TASK TO CARRY OUT | Output every entry exactly as written, skipping any pictures.

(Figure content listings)
## BEGIN
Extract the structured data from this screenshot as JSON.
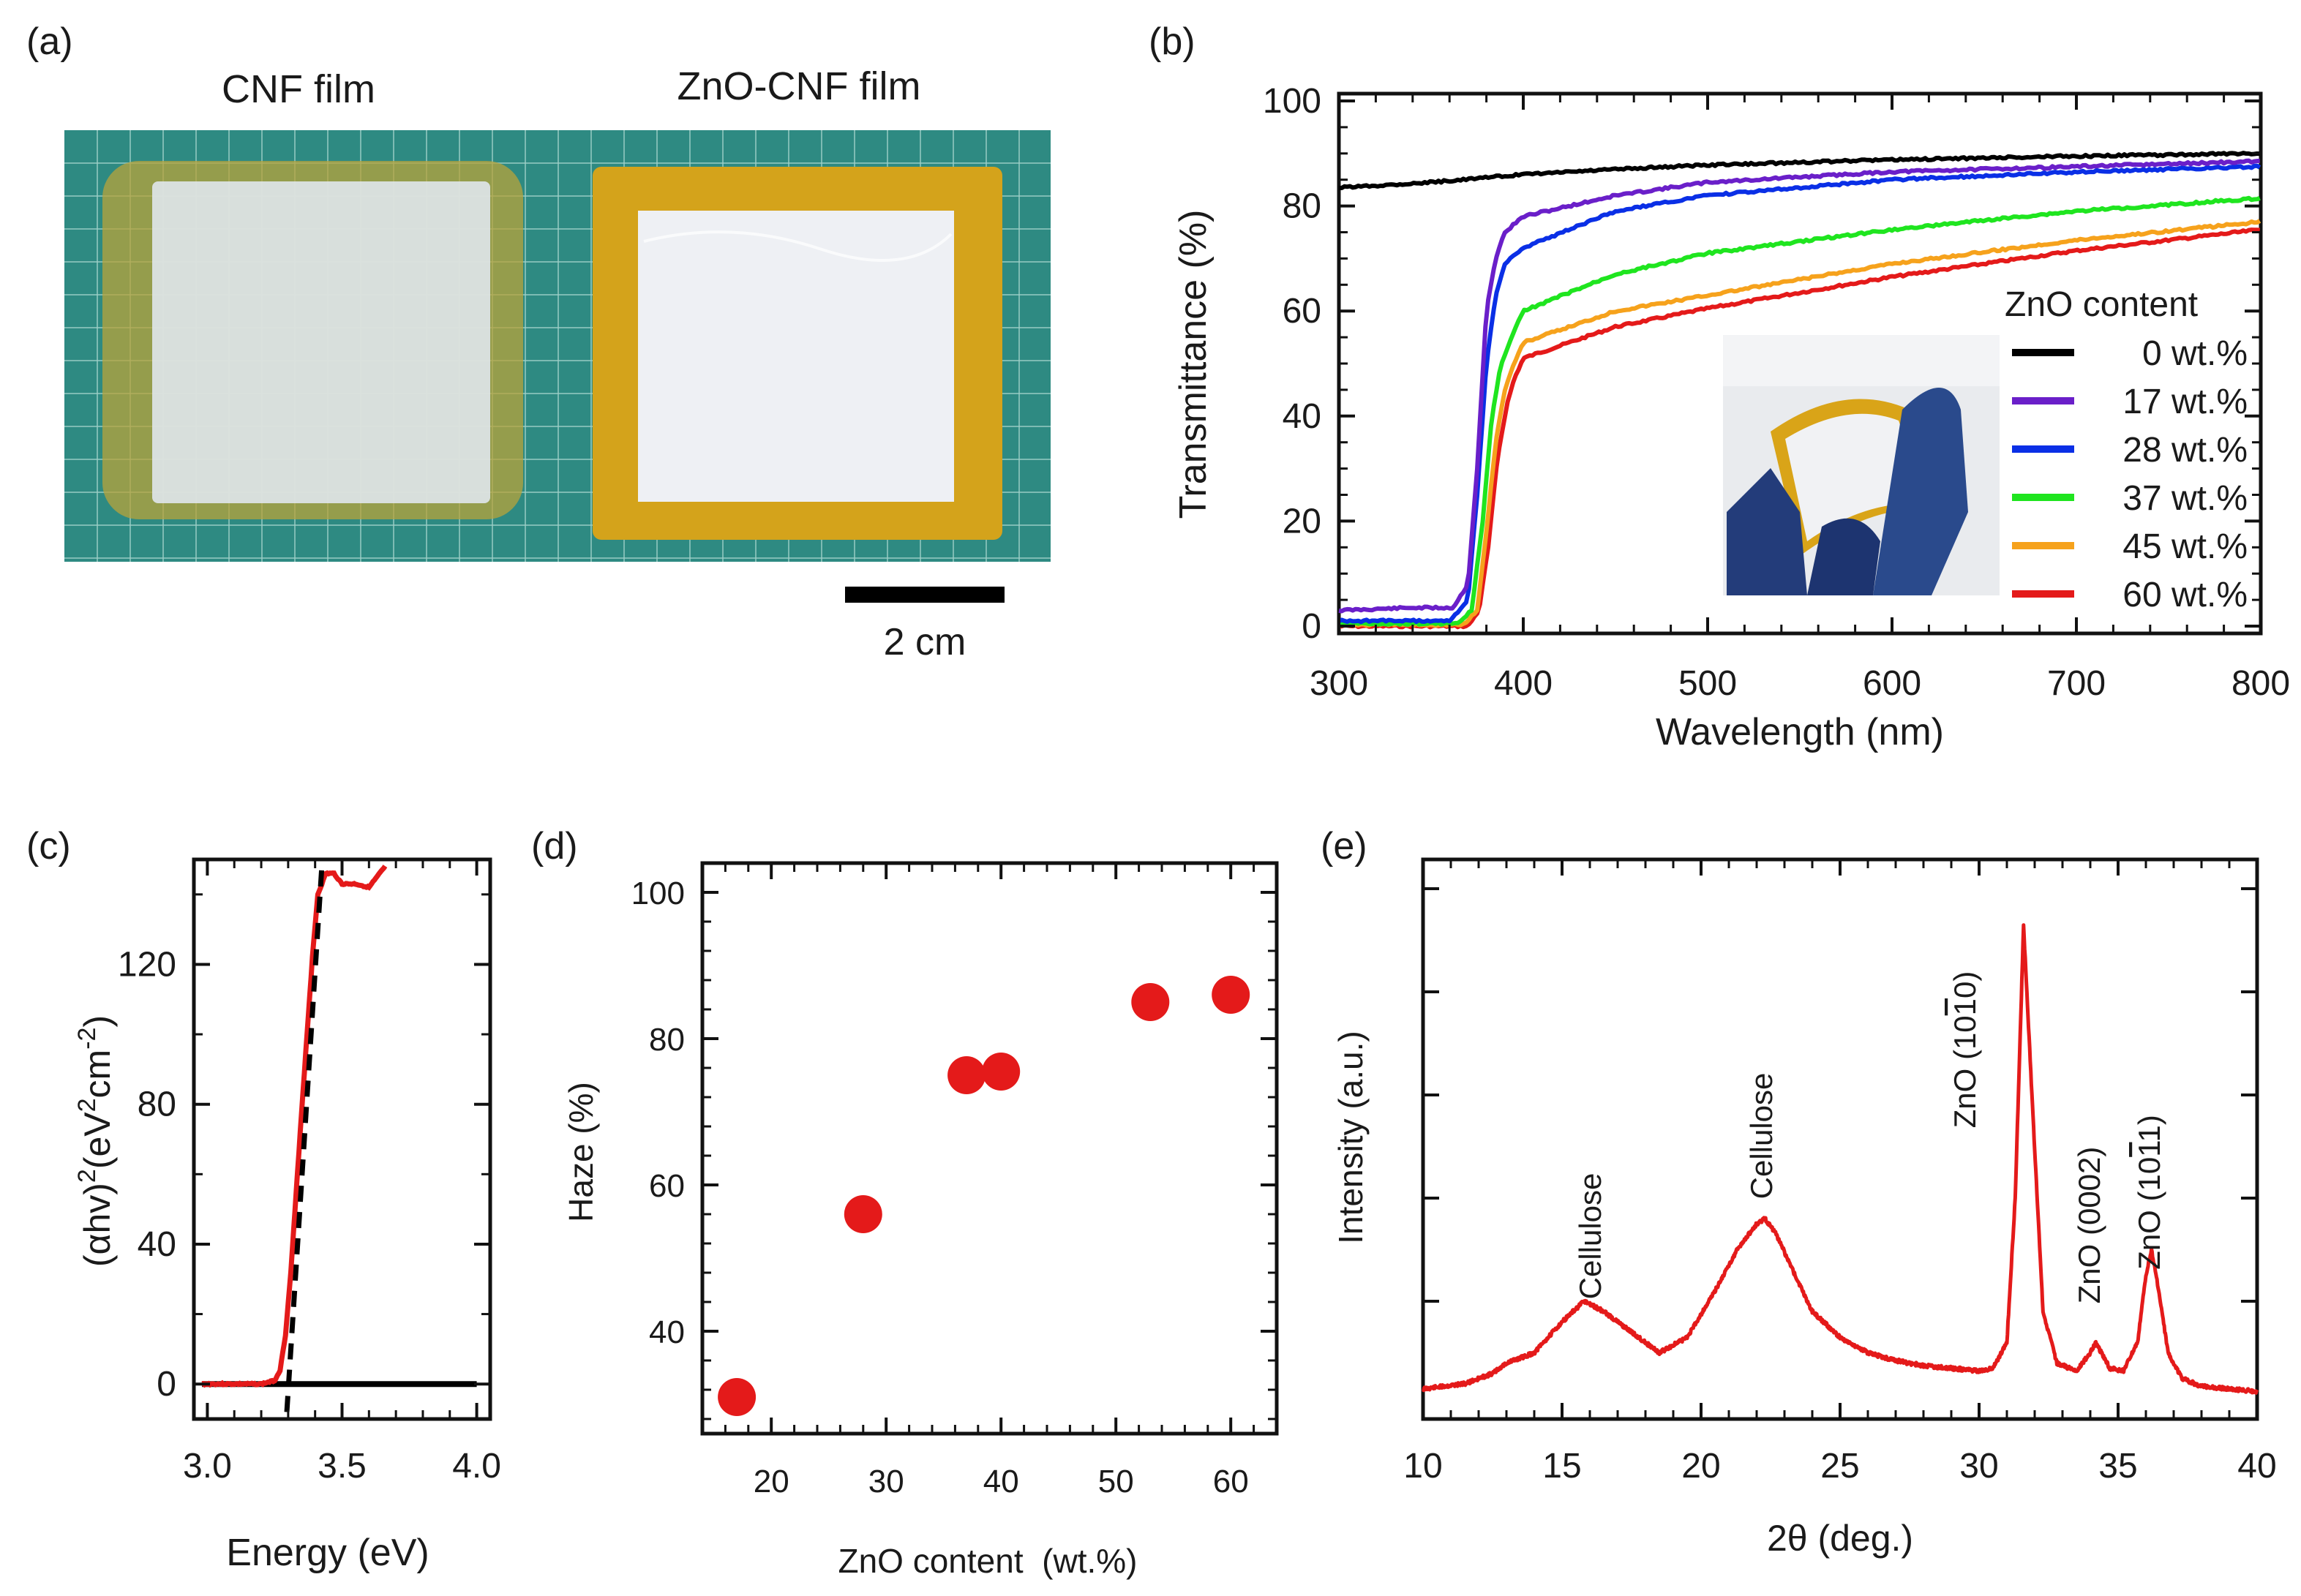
{
  "panel_labels": [
    "(a)",
    "(b)",
    "(c)",
    "(d)",
    "(e)"
  ],
  "photo": {
    "left_label": "CNF film",
    "right_label": "ZnO-CNF film",
    "scale_bar_label": "2 cm"
  },
  "colors": {
    "zno0": "#000000",
    "zno17": "#6a1fc9",
    "zno28": "#0a2fe6",
    "zno37": "#1fe51f",
    "zno45": "#f6a21c",
    "zno60": "#e41a1a",
    "red": "#e41a1a",
    "mat": "#2e8a82",
    "tape": "#c9a317"
  },
  "chart_data": [
    {
      "id": "b",
      "type": "line",
      "xlabel": "Wavelength (nm)",
      "ylabel": "Transmittance (%)",
      "xlim": [
        300,
        800
      ],
      "ylim": [
        0,
        100
      ],
      "xticks": [
        300,
        400,
        500,
        600,
        700,
        800
      ],
      "yticks": [
        0,
        20,
        40,
        60,
        80,
        100
      ],
      "legend_title": "ZnO content",
      "legend_position": "center-right",
      "series": [
        {
          "name": "0 wt.%",
          "color_key": "zno0",
          "x": [
            300,
            350,
            400,
            450,
            500,
            600,
            700,
            800
          ],
          "values": [
            83.5,
            84.5,
            86,
            87,
            87.8,
            88.8,
            89.5,
            90
          ]
        },
        {
          "name": "17 wt.%",
          "color_key": "zno17",
          "x": [
            300,
            340,
            362,
            370,
            375,
            380,
            385,
            390,
            400,
            450,
            500,
            600,
            700,
            800
          ],
          "values": [
            3,
            3.5,
            3.5,
            8,
            30,
            60,
            70,
            75,
            78,
            82,
            84.5,
            86.5,
            87.5,
            88.5
          ]
        },
        {
          "name": "28 wt.%",
          "color_key": "zno28",
          "x": [
            300,
            360,
            370,
            375,
            380,
            385,
            390,
            400,
            450,
            500,
            600,
            700,
            800
          ],
          "values": [
            1,
            1,
            5,
            25,
            50,
            63,
            69,
            72,
            79,
            82,
            85,
            86.5,
            87.5
          ]
        },
        {
          "name": "37 wt.%",
          "color_key": "zno37",
          "x": [
            300,
            365,
            372,
            378,
            383,
            388,
            395,
            400,
            450,
            500,
            600,
            700,
            800
          ],
          "values": [
            0.5,
            0.5,
            3,
            20,
            40,
            50,
            56,
            60,
            67,
            71,
            75.5,
            79,
            81.5
          ]
        },
        {
          "name": "45 wt.%",
          "color_key": "zno45",
          "x": [
            300,
            368,
            375,
            380,
            385,
            390,
            395,
            400,
            450,
            500,
            600,
            700,
            800
          ],
          "values": [
            0.3,
            0.3,
            3,
            18,
            35,
            45,
            50,
            54,
            60,
            63,
            69,
            73.5,
            77
          ]
        },
        {
          "name": "60 wt.%",
          "color_key": "zno60",
          "x": [
            300,
            370,
            376,
            381,
            386,
            391,
            395,
            400,
            450,
            500,
            600,
            700,
            800
          ],
          "values": [
            0,
            0,
            3,
            15,
            32,
            42,
            47,
            51,
            57,
            60.5,
            66.5,
            71.5,
            75.5
          ]
        }
      ]
    },
    {
      "id": "c",
      "type": "line",
      "xlabel": "Energy (eV)",
      "ylabel_main": "(αhv)",
      "ylabel_sup1": "2",
      "ylabel_unit": "(eV",
      "ylabel_sup2": "2",
      "ylabel_unit2": "cm",
      "ylabel_sup3": "-2",
      "ylabel_end": ")",
      "xlim": [
        2.95,
        4.05
      ],
      "ylim": [
        -10,
        150
      ],
      "xticks": [
        3.0,
        3.5,
        4.0
      ],
      "xtick_labels": [
        "3.0",
        "3.5",
        "4.0"
      ],
      "yticks": [
        0,
        40,
        80,
        120
      ],
      "series": [
        {
          "name": "data",
          "color_key": "red",
          "x": [
            2.98,
            3.2,
            3.25,
            3.27,
            3.29,
            3.31,
            3.33,
            3.35,
            3.37,
            3.39,
            3.41,
            3.44,
            3.47,
            3.5,
            3.55,
            3.6,
            3.63,
            3.66
          ],
          "values": [
            0,
            0,
            1,
            4,
            14,
            32,
            55,
            78,
            100,
            122,
            140,
            146,
            146,
            143,
            143,
            142,
            145,
            148
          ]
        },
        {
          "name": "fit",
          "color_key": "zno0",
          "style": "dashed",
          "x": [
            3.295,
            3.425
          ],
          "values": [
            -8,
            148
          ]
        },
        {
          "name": "baseline",
          "color_key": "zno0",
          "x": [
            2.98,
            4.0
          ],
          "values": [
            0,
            0
          ]
        }
      ]
    },
    {
      "id": "d",
      "type": "scatter",
      "xlabel": "ZnO content  (wt.%)",
      "ylabel": "Haze (%)",
      "xlim": [
        14,
        64
      ],
      "ylim": [
        26,
        104
      ],
      "xticks": [
        20,
        30,
        40,
        50,
        60
      ],
      "yticks": [
        40,
        60,
        80,
        100
      ],
      "x": [
        17,
        28,
        37,
        40,
        53,
        60
      ],
      "values": [
        31,
        56,
        75,
        75.5,
        85,
        86
      ]
    },
    {
      "id": "e",
      "type": "line",
      "xlabel": "2θ (deg.)",
      "ylabel": "Intensity (a.u.)",
      "xlim": [
        10,
        40
      ],
      "ylim": [
        0,
        100
      ],
      "xticks": [
        10,
        15,
        20,
        25,
        30,
        35,
        40
      ],
      "annotations": [
        "Cellulose",
        "Cellulose",
        "ZnO (10",
        "0)",
        "ZnO (0002)",
        "ZnO (10",
        "1)"
      ],
      "annotation_bar_digit": "1",
      "series": [
        {
          "name": "XRD",
          "color_key": "red",
          "x": [
            10,
            11.5,
            12.5,
            13,
            14,
            15,
            15.8,
            16.5,
            17.5,
            18.5,
            19.5,
            20.5,
            21.3,
            22,
            22.3,
            22.7,
            23.3,
            24,
            25,
            26,
            27,
            28,
            29,
            30,
            30.5,
            31,
            31.3,
            31.6,
            31.9,
            32.3,
            32.8,
            33.5,
            34,
            34.2,
            34.4,
            34.7,
            35.2,
            35.7,
            36,
            36.2,
            36.4,
            36.8,
            37.3,
            38,
            39,
            40
          ],
          "values": [
            3,
            4,
            6,
            8,
            10,
            16,
            20,
            18,
            14,
            10,
            13,
            22,
            30,
            35,
            36,
            33,
            26,
            18,
            13,
            10,
            8.5,
            7.5,
            7,
            6.5,
            7,
            12,
            40,
            93,
            60,
            18,
            8,
            6.5,
            10,
            12,
            10,
            7,
            6.5,
            12,
            25,
            30,
            24,
            10,
            5,
            3.5,
            3,
            2.5
          ]
        }
      ]
    }
  ]
}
## END
FINAL RESULT |
Extract the structured data from this screenshot as JSON.
{
  "panel_labels": [
    "(a)",
    "(b)",
    "(c)",
    "(d)",
    "(e)"
  ],
  "photo": {
    "left_label": "CNF film",
    "right_label": "ZnO-CNF film",
    "scale_bar_label": "2 cm"
  },
  "colors": {
    "zno0": "#000000",
    "zno17": "#6a1fc9",
    "zno28": "#0a2fe6",
    "zno37": "#1fe51f",
    "zno45": "#f6a21c",
    "zno60": "#e41a1a",
    "red": "#e41a1a",
    "mat": "#2e8a82",
    "tape": "#c9a317"
  },
  "chart_data": [
    {
      "id": "b",
      "type": "line",
      "xlabel": "Wavelength (nm)",
      "ylabel": "Transmittance (%)",
      "xlim": [
        300,
        800
      ],
      "ylim": [
        0,
        100
      ],
      "xticks": [
        300,
        400,
        500,
        600,
        700,
        800
      ],
      "yticks": [
        0,
        20,
        40,
        60,
        80,
        100
      ],
      "legend_title": "ZnO content",
      "legend_position": "center-right",
      "series": [
        {
          "name": "0 wt.%",
          "color_key": "zno0",
          "x": [
            300,
            350,
            400,
            450,
            500,
            600,
            700,
            800
          ],
          "values": [
            83.5,
            84.5,
            86,
            87,
            87.8,
            88.8,
            89.5,
            90
          ]
        },
        {
          "name": "17 wt.%",
          "color_key": "zno17",
          "x": [
            300,
            340,
            362,
            370,
            375,
            380,
            385,
            390,
            400,
            450,
            500,
            600,
            700,
            800
          ],
          "values": [
            3,
            3.5,
            3.5,
            8,
            30,
            60,
            70,
            75,
            78,
            82,
            84.5,
            86.5,
            87.5,
            88.5
          ]
        },
        {
          "name": "28 wt.%",
          "color_key": "zno28",
          "x": [
            300,
            360,
            370,
            375,
            380,
            385,
            390,
            400,
            450,
            500,
            600,
            700,
            800
          ],
          "values": [
            1,
            1,
            5,
            25,
            50,
            63,
            69,
            72,
            79,
            82,
            85,
            86.5,
            87.5
          ]
        },
        {
          "name": "37 wt.%",
          "color_key": "zno37",
          "x": [
            300,
            365,
            372,
            378,
            383,
            388,
            395,
            400,
            450,
            500,
            600,
            700,
            800
          ],
          "values": [
            0.5,
            0.5,
            3,
            20,
            40,
            50,
            56,
            60,
            67,
            71,
            75.5,
            79,
            81.5
          ]
        },
        {
          "name": "45 wt.%",
          "color_key": "zno45",
          "x": [
            300,
            368,
            375,
            380,
            385,
            390,
            395,
            400,
            450,
            500,
            600,
            700,
            800
          ],
          "values": [
            0.3,
            0.3,
            3,
            18,
            35,
            45,
            50,
            54,
            60,
            63,
            69,
            73.5,
            77
          ]
        },
        {
          "name": "60 wt.%",
          "color_key": "zno60",
          "x": [
            300,
            370,
            376,
            381,
            386,
            391,
            395,
            400,
            450,
            500,
            600,
            700,
            800
          ],
          "values": [
            0,
            0,
            3,
            15,
            32,
            42,
            47,
            51,
            57,
            60.5,
            66.5,
            71.5,
            75.5
          ]
        }
      ]
    },
    {
      "id": "c",
      "type": "line",
      "xlabel": "Energy (eV)",
      "ylabel_main": "(αhv)",
      "ylabel_sup1": "2",
      "ylabel_unit": "(eV",
      "ylabel_sup2": "2",
      "ylabel_unit2": "cm",
      "ylabel_sup3": "-2",
      "ylabel_end": ")",
      "xlim": [
        2.95,
        4.05
      ],
      "ylim": [
        -10,
        150
      ],
      "xticks": [
        3.0,
        3.5,
        4.0
      ],
      "xtick_labels": [
        "3.0",
        "3.5",
        "4.0"
      ],
      "yticks": [
        0,
        40,
        80,
        120
      ],
      "series": [
        {
          "name": "data",
          "color_key": "red",
          "x": [
            2.98,
            3.2,
            3.25,
            3.27,
            3.29,
            3.31,
            3.33,
            3.35,
            3.37,
            3.39,
            3.41,
            3.44,
            3.47,
            3.5,
            3.55,
            3.6,
            3.63,
            3.66
          ],
          "values": [
            0,
            0,
            1,
            4,
            14,
            32,
            55,
            78,
            100,
            122,
            140,
            146,
            146,
            143,
            143,
            142,
            145,
            148
          ]
        },
        {
          "name": "fit",
          "color_key": "zno0",
          "style": "dashed",
          "x": [
            3.295,
            3.425
          ],
          "values": [
            -8,
            148
          ]
        },
        {
          "name": "baseline",
          "color_key": "zno0",
          "x": [
            2.98,
            4.0
          ],
          "values": [
            0,
            0
          ]
        }
      ]
    },
    {
      "id": "d",
      "type": "scatter",
      "xlabel": "ZnO content  (wt.%)",
      "ylabel": "Haze (%)",
      "xlim": [
        14,
        64
      ],
      "ylim": [
        26,
        104
      ],
      "xticks": [
        20,
        30,
        40,
        50,
        60
      ],
      "yticks": [
        40,
        60,
        80,
        100
      ],
      "x": [
        17,
        28,
        37,
        40,
        53,
        60
      ],
      "values": [
        31,
        56,
        75,
        75.5,
        85,
        86
      ]
    },
    {
      "id": "e",
      "type": "line",
      "xlabel": "2θ (deg.)",
      "ylabel": "Intensity (a.u.)",
      "xlim": [
        10,
        40
      ],
      "ylim": [
        0,
        100
      ],
      "xticks": [
        10,
        15,
        20,
        25,
        30,
        35,
        40
      ],
      "annotations": [
        "Cellulose",
        "Cellulose",
        "ZnO (10",
        "0)",
        "ZnO (0002)",
        "ZnO (10",
        "1)"
      ],
      "annotation_bar_digit": "1",
      "series": [
        {
          "name": "XRD",
          "color_key": "red",
          "x": [
            10,
            11.5,
            12.5,
            13,
            14,
            15,
            15.8,
            16.5,
            17.5,
            18.5,
            19.5,
            20.5,
            21.3,
            22,
            22.3,
            22.7,
            23.3,
            24,
            25,
            26,
            27,
            28,
            29,
            30,
            30.5,
            31,
            31.3,
            31.6,
            31.9,
            32.3,
            32.8,
            33.5,
            34,
            34.2,
            34.4,
            34.7,
            35.2,
            35.7,
            36,
            36.2,
            36.4,
            36.8,
            37.3,
            38,
            39,
            40
          ],
          "values": [
            3,
            4,
            6,
            8,
            10,
            16,
            20,
            18,
            14,
            10,
            13,
            22,
            30,
            35,
            36,
            33,
            26,
            18,
            13,
            10,
            8.5,
            7.5,
            7,
            6.5,
            7,
            12,
            40,
            93,
            60,
            18,
            8,
            6.5,
            10,
            12,
            10,
            7,
            6.5,
            12,
            25,
            30,
            24,
            10,
            5,
            3.5,
            3,
            2.5
          ]
        }
      ]
    }
  ]
}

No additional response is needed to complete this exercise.